What to work on: What's wanted is each entry repeated verbatim, minus its images.

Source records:

>>>>

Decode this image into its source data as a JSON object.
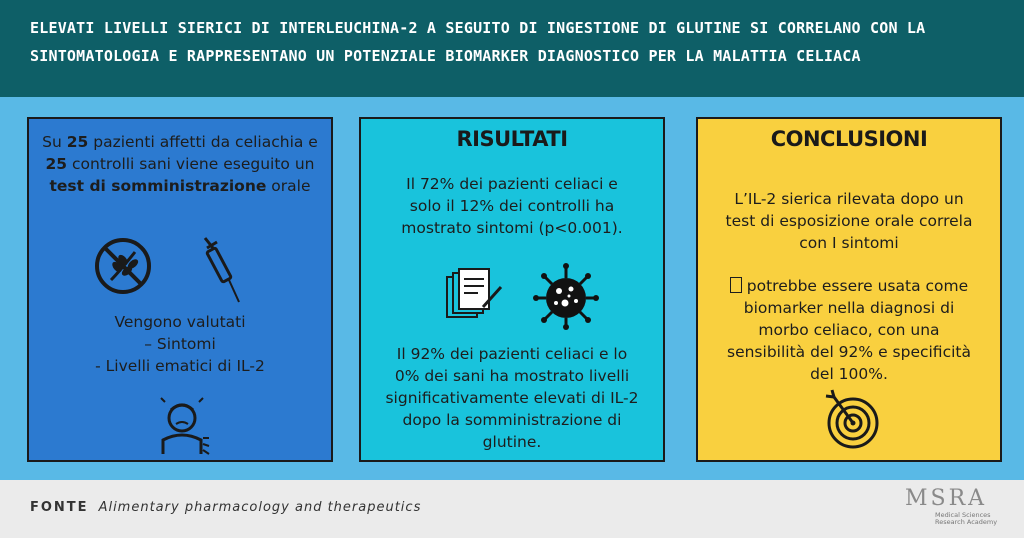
{
  "header": {
    "title_line1": "ELEVATI LIVELLI SIERICI DI INTERLEUCHINA-2 A SEGUITO DI INGESTIONE DI GLUTINE SI CORRELANO CON LA",
    "title_line2": "SINTOMATOLOGIA E RAPPRESENTANO UN POTENZIALE BIOMARKER DIAGNOSTICO PER LA MALATTIA CELIACA"
  },
  "panel1": {
    "intro_a": "Su ",
    "intro_b": "25",
    "intro_c": " pazienti affetti da celiachia e ",
    "intro_d": "25",
    "intro_e": " controlli sani viene eseguito un ",
    "intro_f": "test di somministrazione",
    "intro_g": " orale",
    "evaluated_line1": "Vengono valutati",
    "evaluated_line2": "– Sintomi",
    "evaluated_line3": "- Livelli ematici di IL-2",
    "icons": [
      "no-gluten-icon",
      "syringe-icon",
      "sick-person-icon"
    ]
  },
  "panel2": {
    "title": "RISULTATI",
    "result1": "Il 72% dei pazienti celiaci e solo il 12% dei controlli  ha mostrato sintomi (p<0.001).",
    "result2": "Il 92% dei pazienti celiaci e lo 0% dei sani ha mostrato livelli significativamente elevati di IL-2 dopo la somministrazione di glutine.",
    "icons": [
      "documents-icon",
      "virus-icon"
    ]
  },
  "panel3": {
    "title": "CONCLUSIONI",
    "conclusion1": "L’IL-2 sierica rilevata dopo un test di esposizione orale correla con I sintomi",
    "conclusion2_glyph": "",
    "conclusion2": " potrebbe essere usata come biomarker nella diagnosi di morbo celiaco, con una sensibilità del 92% e specificità del 100%.",
    "icons": [
      "target-icon"
    ]
  },
  "footer": {
    "label": "FONTE",
    "source": "Alimentary pharmacology and therapeutics",
    "logo_text": "MSRA",
    "logo_sub1": "Medical Sciences",
    "logo_sub2": "Research Academy"
  },
  "colors": {
    "header": "#0e5f67",
    "background": "#59b9e6",
    "panel1": "#2c7ad0",
    "panel2": "#19c3dc",
    "panel3": "#f9d03f",
    "footer": "#ebebeb"
  }
}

<<<<

Answer to this exercise:
Decode this image into its source data as a JSON object.
{
  "header": {
    "title_line1": "ELEVATI LIVELLI SIERICI DI INTERLEUCHINA-2 A SEGUITO DI INGESTIONE DI GLUTINE SI CORRELANO CON LA",
    "title_line2": "SINTOMATOLOGIA E RAPPRESENTANO UN POTENZIALE BIOMARKER DIAGNOSTICO PER LA MALATTIA CELIACA"
  },
  "panel1": {
    "intro_a": "Su ",
    "intro_b": "25",
    "intro_c": " pazienti affetti da celiachia e ",
    "intro_d": "25",
    "intro_e": " controlli sani viene eseguito un ",
    "intro_f": "test di somministrazione",
    "intro_g": " orale",
    "evaluated_line1": "Vengono valutati",
    "evaluated_line2": "– Sintomi",
    "evaluated_line3": "- Livelli ematici di IL-2",
    "icons": [
      "no-gluten-icon",
      "syringe-icon",
      "sick-person-icon"
    ]
  },
  "panel2": {
    "title": "RISULTATI",
    "result1": "Il 72% dei pazienti celiaci e solo il 12% dei controlli  ha mostrato sintomi (p<0.001).",
    "result2": "Il 92% dei pazienti celiaci e lo 0% dei sani ha mostrato livelli significativamente elevati di IL-2 dopo la somministrazione di glutine.",
    "icons": [
      "documents-icon",
      "virus-icon"
    ]
  },
  "panel3": {
    "title": "CONCLUSIONI",
    "conclusion1": "L’IL-2 sierica rilevata dopo un test di esposizione orale correla con I sintomi",
    "conclusion2_glyph": "",
    "conclusion2": " potrebbe essere usata come biomarker nella diagnosi di morbo celiaco, con una sensibilità del 92% e specificità del 100%.",
    "icons": [
      "target-icon"
    ]
  },
  "footer": {
    "label": "FONTE",
    "source": "Alimentary pharmacology and therapeutics",
    "logo_text": "MSRA",
    "logo_sub1": "Medical Sciences",
    "logo_sub2": "Research Academy"
  },
  "colors": {
    "header": "#0e5f67",
    "background": "#59b9e6",
    "panel1": "#2c7ad0",
    "panel2": "#19c3dc",
    "panel3": "#f9d03f",
    "footer": "#ebebeb"
  }
}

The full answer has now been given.